### Listed records
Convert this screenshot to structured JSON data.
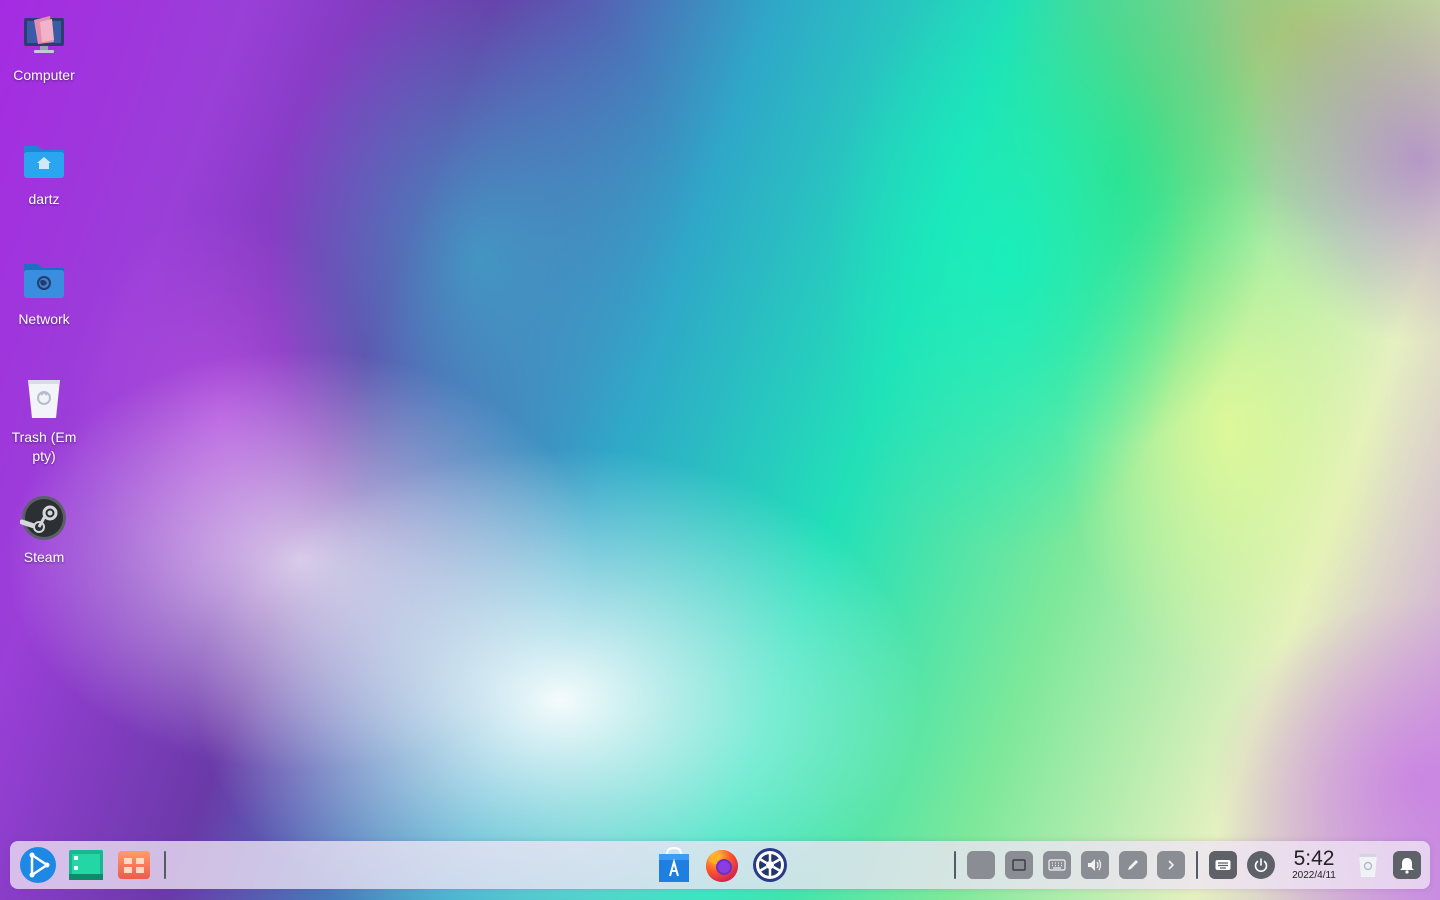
{
  "desktop": {
    "items": [
      {
        "label": "Computer",
        "icon": "computer-icon"
      },
      {
        "label": "dartz",
        "icon": "home-folder-icon"
      },
      {
        "label": "Network",
        "icon": "network-folder-icon"
      },
      {
        "label": "Trash (Empty)",
        "icon": "trash-icon"
      },
      {
        "label": "Steam",
        "icon": "steam-icon"
      }
    ]
  },
  "dock": {
    "left_apps": [
      {
        "name": "launcher",
        "icon": "launcher-icon"
      },
      {
        "name": "multitasking",
        "icon": "multitasking-view-icon"
      },
      {
        "name": "show-desktop",
        "icon": "show-desktop-icon"
      }
    ],
    "center_apps": [
      {
        "name": "app-store",
        "icon": "app-store-icon"
      },
      {
        "name": "firefox",
        "icon": "firefox-icon"
      },
      {
        "name": "settings",
        "icon": "control-center-icon"
      }
    ],
    "tray": [
      {
        "name": "tray-app",
        "icon": "tray-app-icon"
      },
      {
        "name": "screen",
        "icon": "screen-icon"
      },
      {
        "name": "keyboard",
        "icon": "keyboard-icon"
      },
      {
        "name": "volume",
        "icon": "volume-icon"
      },
      {
        "name": "pen",
        "icon": "pen-icon"
      },
      {
        "name": "expand",
        "icon": "chevron-right-icon"
      }
    ],
    "onscreen_keyboard_icon": "onscreen-keyboard-icon",
    "power_icon": "power-icon",
    "clock": {
      "time": "5:42",
      "date": "2022/4/11"
    },
    "trash_icon": "trash-icon",
    "notifications_icon": "bell-icon"
  },
  "colors": {
    "dock_bg": "#eee4f5",
    "tray_button": "#8a8d94",
    "launcher_blue": "#1e88e5"
  }
}
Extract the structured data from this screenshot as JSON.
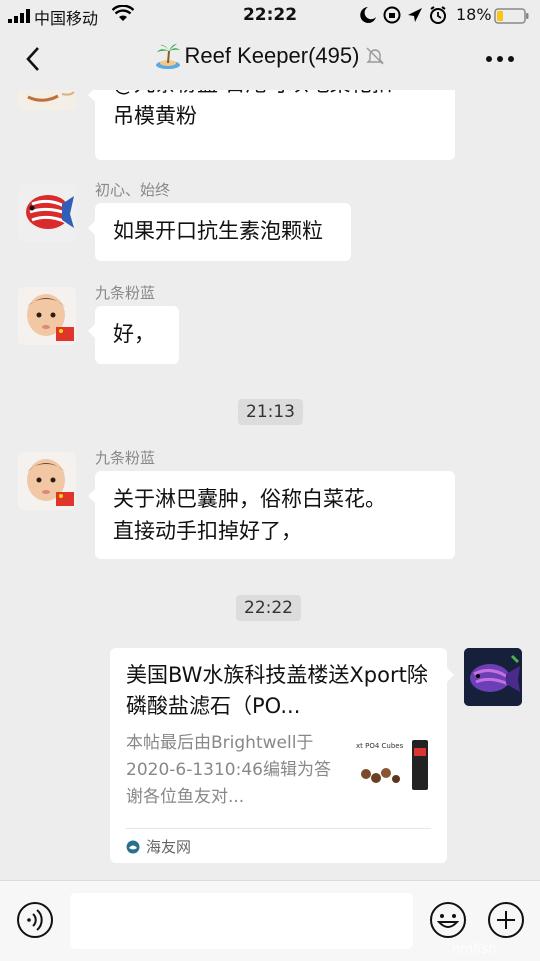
{
  "status_bar": {
    "carrier": "中国移动",
    "time": "22:22",
    "battery": "18%",
    "icons": [
      "signal-icon",
      "wifi-icon",
      "moon-icon",
      "rotation-lock-icon",
      "location-icon",
      "alarm-icon",
      "battery-icon"
    ]
  },
  "header": {
    "title": "Reef Keeper(495)",
    "title_emoji": "island-icon",
    "muted_icon": "bell-off-icon",
    "back_icon": "chevron-left-icon",
    "more_icon": "more-dots-icon"
  },
  "messages": [
    {
      "type": "text",
      "side": "left",
      "sender": "",
      "avatar": "fish-avatar",
      "text_lines": [
        "@九条粉蓝 日尾可以吧菜花扣",
        "吊模黄粉"
      ]
    },
    {
      "type": "text",
      "side": "left",
      "sender": "初心、始终",
      "avatar": "red-fish-avatar",
      "text_lines": [
        "如果开口抗生素泡颗粒"
      ]
    },
    {
      "type": "text",
      "side": "left",
      "sender": "九条粉蓝",
      "avatar": "baby-avatar",
      "text_lines": [
        "好，"
      ]
    },
    {
      "type": "time",
      "text": "21:13"
    },
    {
      "type": "text",
      "side": "left",
      "sender": "九条粉蓝",
      "avatar": "baby-avatar",
      "text_lines": [
        "关于淋巴囊肿，俗称白菜花。",
        "直接动手扣掉好了，"
      ]
    },
    {
      "type": "time",
      "text": "22:22"
    },
    {
      "type": "link",
      "side": "right",
      "avatar": "purple-fish-avatar",
      "title": "美国BW水族科技盖楼送Xport除磷酸盐滤石（PO...",
      "description": "本帖最后由Brightwell于2020-6-1310:46编辑为答谢各位鱼友对...",
      "thumb_text": "xt PO4 Cubes",
      "source": "海友网"
    }
  ],
  "input_bar": {
    "voice_icon": "voice-icon",
    "emoji_icon": "emoji-icon",
    "plus_icon": "plus-icon",
    "text_value": ""
  },
  "watermark": "nmfish",
  "colors": {
    "background": "#ededed",
    "bubble": "#ffffff",
    "battery_low": "#f5c518",
    "flag": "#e0352b"
  }
}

### Requirements
Extract every line containing the string "avatar" from the data above.

### Correct result
      "avatar": "fish-avatar",
      "avatar": "red-fish-avatar",
      "avatar": "baby-avatar",
      "avatar": "baby-avatar",
      "avatar": "purple-fish-avatar",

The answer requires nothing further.